• **Task details**: Find each line holding the word "open" and give the total alone.

○ ○ ○ ○ ○

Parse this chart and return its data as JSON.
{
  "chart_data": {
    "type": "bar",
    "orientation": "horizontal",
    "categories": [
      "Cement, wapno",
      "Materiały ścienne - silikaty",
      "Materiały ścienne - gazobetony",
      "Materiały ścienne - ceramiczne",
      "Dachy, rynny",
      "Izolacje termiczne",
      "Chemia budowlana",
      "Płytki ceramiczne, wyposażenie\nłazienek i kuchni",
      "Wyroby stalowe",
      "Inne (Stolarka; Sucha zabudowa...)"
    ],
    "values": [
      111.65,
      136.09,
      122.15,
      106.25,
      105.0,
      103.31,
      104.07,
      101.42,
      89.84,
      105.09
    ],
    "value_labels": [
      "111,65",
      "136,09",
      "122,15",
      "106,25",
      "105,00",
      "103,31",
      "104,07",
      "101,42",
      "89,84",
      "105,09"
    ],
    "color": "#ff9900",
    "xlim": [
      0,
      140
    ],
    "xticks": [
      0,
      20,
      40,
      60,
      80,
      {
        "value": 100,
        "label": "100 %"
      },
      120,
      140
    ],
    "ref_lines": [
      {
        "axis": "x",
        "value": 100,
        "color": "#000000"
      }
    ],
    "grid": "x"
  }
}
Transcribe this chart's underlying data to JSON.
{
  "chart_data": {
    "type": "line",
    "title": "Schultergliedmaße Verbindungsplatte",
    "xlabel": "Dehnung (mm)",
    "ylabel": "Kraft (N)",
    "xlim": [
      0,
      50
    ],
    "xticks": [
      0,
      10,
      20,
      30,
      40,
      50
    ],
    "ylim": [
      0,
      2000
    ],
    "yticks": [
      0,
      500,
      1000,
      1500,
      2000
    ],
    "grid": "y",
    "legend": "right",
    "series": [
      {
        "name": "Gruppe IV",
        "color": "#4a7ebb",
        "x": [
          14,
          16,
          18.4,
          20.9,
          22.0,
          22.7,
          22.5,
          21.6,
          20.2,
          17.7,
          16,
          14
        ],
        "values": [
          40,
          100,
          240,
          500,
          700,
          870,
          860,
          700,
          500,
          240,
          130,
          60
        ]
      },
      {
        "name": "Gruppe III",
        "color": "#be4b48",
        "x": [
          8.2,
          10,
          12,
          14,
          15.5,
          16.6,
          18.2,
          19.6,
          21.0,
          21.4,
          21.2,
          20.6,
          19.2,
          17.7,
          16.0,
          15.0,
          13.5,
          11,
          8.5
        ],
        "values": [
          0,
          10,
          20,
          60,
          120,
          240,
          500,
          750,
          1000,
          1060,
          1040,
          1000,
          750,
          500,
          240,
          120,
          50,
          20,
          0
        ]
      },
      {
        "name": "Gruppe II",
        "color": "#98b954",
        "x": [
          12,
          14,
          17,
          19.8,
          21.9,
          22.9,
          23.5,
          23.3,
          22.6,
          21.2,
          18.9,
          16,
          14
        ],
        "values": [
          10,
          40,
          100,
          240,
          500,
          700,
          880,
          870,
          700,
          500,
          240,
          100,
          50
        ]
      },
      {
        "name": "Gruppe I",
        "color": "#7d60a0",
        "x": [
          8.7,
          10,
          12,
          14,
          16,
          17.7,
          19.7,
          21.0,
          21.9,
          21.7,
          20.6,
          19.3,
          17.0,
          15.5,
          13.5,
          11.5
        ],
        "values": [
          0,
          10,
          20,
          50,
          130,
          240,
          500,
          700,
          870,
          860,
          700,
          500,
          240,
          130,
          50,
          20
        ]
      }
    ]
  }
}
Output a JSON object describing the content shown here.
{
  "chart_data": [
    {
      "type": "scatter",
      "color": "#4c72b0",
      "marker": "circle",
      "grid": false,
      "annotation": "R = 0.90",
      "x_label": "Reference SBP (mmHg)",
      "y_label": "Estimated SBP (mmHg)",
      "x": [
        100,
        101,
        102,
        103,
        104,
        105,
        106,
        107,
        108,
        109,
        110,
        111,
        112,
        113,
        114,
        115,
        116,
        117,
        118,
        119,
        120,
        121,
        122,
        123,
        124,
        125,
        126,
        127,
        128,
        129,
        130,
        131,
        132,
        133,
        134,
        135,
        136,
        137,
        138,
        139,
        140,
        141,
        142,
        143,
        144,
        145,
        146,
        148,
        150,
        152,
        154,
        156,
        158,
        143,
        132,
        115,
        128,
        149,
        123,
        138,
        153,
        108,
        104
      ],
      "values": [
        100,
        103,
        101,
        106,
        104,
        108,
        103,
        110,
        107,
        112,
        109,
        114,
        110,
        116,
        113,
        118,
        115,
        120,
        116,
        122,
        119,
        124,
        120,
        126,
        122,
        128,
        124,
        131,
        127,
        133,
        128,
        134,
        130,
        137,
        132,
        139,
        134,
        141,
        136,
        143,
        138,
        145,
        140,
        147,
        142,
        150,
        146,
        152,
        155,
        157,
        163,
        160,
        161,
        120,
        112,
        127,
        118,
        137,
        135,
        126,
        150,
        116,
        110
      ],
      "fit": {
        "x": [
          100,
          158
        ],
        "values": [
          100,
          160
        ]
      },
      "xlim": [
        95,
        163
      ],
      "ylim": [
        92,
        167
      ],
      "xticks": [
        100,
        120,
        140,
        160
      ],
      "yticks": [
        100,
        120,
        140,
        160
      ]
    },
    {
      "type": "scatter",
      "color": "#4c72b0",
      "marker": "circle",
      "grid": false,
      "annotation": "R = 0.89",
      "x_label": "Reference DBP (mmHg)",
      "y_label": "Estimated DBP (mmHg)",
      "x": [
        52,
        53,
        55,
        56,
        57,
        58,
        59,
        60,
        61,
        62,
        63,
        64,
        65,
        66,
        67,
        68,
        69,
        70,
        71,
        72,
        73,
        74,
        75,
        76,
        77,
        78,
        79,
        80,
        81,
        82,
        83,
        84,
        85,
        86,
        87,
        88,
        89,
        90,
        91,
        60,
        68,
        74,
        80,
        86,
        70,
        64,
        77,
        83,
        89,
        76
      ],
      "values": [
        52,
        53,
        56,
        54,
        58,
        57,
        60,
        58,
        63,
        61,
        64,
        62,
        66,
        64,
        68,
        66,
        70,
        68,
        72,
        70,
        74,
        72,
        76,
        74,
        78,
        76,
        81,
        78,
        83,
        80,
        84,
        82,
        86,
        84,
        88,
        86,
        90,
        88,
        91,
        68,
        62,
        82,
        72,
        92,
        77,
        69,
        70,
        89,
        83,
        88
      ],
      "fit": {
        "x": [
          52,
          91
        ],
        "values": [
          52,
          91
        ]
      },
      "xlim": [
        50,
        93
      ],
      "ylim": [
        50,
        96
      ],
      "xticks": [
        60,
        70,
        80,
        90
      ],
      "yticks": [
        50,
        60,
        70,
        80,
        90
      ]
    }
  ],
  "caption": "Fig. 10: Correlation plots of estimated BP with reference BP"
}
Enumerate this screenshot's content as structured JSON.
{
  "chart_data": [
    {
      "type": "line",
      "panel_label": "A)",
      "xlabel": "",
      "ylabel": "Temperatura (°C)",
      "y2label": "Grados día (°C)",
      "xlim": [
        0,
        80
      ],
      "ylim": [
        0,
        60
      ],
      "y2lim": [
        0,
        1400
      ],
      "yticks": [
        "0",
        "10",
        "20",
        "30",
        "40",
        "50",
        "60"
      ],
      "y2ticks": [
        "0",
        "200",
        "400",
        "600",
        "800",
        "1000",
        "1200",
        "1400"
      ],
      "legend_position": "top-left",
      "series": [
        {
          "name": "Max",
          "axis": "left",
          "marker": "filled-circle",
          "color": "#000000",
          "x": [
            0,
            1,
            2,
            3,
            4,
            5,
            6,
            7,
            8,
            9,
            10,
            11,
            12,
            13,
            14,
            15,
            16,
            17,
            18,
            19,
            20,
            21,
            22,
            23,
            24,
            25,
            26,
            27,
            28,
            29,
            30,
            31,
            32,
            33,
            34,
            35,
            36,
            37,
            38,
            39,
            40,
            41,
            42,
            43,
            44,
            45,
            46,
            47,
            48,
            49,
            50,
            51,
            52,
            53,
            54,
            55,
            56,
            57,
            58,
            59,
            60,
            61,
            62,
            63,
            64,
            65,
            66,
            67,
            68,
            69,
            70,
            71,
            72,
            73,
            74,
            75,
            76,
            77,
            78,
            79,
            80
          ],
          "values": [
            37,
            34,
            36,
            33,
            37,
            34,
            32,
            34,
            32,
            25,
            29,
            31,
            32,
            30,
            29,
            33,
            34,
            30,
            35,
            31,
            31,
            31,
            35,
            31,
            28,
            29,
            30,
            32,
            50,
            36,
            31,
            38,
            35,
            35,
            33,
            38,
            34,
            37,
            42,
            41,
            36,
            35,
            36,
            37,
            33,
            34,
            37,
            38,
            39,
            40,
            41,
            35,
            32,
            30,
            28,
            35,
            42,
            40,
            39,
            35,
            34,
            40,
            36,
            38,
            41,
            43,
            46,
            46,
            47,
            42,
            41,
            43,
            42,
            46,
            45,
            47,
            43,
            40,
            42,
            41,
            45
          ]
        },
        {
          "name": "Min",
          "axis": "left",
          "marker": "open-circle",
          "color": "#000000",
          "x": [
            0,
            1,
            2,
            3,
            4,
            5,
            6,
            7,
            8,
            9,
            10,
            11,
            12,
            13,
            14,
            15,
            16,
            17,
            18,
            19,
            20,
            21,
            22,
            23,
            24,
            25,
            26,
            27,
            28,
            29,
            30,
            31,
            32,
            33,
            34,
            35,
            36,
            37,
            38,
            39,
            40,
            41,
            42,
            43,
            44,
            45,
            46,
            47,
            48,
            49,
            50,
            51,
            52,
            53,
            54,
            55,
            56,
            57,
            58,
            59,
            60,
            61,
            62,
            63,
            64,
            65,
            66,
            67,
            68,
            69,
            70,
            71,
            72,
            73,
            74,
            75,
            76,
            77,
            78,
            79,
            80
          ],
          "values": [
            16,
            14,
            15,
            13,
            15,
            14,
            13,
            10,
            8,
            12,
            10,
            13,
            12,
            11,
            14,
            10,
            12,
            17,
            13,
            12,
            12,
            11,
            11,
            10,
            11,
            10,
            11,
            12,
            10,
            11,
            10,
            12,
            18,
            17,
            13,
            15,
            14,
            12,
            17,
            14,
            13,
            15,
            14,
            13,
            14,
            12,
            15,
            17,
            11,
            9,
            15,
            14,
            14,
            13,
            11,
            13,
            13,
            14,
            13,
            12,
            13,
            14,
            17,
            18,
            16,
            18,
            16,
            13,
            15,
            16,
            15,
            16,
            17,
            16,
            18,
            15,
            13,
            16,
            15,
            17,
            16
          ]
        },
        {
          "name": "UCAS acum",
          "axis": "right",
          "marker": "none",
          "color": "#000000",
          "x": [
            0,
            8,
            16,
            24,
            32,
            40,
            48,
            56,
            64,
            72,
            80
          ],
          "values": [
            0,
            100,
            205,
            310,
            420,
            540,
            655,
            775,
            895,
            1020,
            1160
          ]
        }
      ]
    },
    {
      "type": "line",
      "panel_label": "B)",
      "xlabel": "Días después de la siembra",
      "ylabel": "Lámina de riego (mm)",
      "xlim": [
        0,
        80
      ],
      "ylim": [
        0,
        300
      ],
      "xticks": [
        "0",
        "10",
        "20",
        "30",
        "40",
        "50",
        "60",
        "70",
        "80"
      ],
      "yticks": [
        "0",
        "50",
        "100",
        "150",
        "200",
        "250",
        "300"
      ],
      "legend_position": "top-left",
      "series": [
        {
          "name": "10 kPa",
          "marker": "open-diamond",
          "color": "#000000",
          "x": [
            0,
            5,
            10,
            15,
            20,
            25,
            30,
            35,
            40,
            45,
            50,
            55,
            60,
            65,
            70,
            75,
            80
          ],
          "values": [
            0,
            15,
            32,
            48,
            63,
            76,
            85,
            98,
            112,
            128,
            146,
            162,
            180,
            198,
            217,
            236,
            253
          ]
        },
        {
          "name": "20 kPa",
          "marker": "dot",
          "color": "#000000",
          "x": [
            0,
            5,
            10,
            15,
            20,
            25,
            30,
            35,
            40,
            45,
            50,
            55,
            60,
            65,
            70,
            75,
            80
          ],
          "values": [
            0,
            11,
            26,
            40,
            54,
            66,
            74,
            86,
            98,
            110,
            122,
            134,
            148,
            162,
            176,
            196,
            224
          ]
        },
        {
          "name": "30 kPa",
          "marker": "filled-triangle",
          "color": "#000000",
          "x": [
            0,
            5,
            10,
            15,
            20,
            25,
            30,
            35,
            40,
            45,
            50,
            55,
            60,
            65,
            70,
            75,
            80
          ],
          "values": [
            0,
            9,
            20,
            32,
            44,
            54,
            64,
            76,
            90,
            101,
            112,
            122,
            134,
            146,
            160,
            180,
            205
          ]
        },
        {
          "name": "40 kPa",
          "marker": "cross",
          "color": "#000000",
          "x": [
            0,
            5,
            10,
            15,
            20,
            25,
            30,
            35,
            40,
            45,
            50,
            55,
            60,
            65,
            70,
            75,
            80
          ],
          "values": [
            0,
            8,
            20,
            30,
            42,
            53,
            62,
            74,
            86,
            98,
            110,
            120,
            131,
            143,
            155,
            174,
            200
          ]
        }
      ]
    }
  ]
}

○ ○ ○ ○ ○

• **Exercise output**: 2